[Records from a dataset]
━━━━━━━━

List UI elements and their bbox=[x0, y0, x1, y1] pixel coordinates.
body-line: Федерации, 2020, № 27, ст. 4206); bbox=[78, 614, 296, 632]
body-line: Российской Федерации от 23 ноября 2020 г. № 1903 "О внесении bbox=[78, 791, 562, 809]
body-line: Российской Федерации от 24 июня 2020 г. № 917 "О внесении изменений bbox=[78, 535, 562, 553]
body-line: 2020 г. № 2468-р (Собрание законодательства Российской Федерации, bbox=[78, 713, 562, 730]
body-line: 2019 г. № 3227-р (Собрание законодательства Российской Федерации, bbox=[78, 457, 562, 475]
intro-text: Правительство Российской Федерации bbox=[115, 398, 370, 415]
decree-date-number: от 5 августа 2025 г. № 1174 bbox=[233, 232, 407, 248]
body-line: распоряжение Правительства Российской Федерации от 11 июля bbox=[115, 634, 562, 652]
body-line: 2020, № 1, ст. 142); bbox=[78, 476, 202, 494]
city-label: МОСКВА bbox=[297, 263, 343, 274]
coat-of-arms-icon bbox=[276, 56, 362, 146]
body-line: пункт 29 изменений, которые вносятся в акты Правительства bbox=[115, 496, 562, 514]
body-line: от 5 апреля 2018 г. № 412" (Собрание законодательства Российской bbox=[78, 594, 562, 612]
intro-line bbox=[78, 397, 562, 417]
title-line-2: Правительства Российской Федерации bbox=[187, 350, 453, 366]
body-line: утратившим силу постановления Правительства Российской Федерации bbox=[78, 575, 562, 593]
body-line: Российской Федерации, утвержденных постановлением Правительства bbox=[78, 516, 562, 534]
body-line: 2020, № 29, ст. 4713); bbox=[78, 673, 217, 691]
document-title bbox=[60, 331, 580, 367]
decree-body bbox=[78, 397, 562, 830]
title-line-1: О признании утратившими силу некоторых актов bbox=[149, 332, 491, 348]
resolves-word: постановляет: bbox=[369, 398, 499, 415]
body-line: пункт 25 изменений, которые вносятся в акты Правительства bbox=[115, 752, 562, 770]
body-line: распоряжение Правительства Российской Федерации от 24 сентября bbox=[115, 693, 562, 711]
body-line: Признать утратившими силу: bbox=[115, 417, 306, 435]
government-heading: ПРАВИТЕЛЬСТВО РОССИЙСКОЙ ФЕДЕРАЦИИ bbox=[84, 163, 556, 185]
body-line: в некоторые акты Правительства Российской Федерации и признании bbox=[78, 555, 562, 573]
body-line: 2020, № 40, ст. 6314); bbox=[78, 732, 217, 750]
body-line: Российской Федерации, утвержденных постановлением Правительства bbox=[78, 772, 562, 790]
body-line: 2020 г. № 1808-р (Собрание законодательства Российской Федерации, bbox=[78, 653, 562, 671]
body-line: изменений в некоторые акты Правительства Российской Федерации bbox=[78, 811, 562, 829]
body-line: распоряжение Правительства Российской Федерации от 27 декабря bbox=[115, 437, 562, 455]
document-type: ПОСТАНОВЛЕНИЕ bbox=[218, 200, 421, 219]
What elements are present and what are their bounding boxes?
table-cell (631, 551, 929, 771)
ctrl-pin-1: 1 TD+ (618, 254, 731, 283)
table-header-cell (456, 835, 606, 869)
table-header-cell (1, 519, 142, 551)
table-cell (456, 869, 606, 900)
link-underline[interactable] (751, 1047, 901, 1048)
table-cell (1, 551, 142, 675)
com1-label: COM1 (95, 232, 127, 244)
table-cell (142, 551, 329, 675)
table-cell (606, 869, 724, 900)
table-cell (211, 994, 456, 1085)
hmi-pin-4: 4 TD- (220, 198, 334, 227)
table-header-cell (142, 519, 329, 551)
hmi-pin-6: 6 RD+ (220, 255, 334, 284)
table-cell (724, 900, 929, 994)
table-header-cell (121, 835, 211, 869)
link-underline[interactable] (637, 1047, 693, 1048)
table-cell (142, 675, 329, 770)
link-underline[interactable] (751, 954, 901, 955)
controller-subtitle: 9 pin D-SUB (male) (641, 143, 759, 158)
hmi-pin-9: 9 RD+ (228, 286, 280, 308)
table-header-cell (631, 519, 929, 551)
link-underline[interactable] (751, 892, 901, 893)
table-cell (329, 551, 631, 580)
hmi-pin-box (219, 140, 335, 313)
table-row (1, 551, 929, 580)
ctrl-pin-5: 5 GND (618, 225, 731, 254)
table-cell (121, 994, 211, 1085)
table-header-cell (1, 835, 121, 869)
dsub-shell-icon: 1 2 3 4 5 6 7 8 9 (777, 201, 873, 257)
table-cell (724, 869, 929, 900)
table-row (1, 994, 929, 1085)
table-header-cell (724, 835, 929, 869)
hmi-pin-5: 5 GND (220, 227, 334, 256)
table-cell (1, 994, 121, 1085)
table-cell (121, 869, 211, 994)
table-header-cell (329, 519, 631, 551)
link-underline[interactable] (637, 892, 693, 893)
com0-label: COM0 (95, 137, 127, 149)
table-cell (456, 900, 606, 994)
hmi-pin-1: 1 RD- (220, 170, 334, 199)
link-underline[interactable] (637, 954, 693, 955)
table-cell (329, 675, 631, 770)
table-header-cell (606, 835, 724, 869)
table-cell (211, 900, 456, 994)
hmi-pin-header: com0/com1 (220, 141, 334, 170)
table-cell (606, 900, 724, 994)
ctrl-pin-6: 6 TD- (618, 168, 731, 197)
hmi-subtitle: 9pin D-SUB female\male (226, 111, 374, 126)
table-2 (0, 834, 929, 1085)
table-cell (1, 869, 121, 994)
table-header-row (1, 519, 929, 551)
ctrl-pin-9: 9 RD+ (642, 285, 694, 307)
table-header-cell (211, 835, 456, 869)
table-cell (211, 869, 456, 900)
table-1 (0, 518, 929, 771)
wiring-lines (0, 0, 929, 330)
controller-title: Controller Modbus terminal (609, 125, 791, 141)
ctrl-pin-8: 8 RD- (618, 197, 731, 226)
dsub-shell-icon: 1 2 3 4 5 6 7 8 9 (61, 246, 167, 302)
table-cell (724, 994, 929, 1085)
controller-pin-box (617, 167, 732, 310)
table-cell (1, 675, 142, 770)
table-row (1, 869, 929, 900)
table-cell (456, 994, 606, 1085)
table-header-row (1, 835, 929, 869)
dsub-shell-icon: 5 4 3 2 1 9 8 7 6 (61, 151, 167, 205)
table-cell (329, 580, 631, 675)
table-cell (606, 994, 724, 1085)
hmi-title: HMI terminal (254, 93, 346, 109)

━━━━━━━━

TASK GOAL> Gather every line from the records above that contains the string "dsub", and copy each one in full.

TASK RESULT>
dsub-shell-icon: 1 2 3 4 5 6 7 8 9 (777, 201, 873, 257)
dsub-shell-icon: 1 2 3 4 5 6 7 8 9 (61, 246, 167, 302)
dsub-shell-icon: 5 4 3 2 1 9 8 7 6 (61, 151, 167, 205)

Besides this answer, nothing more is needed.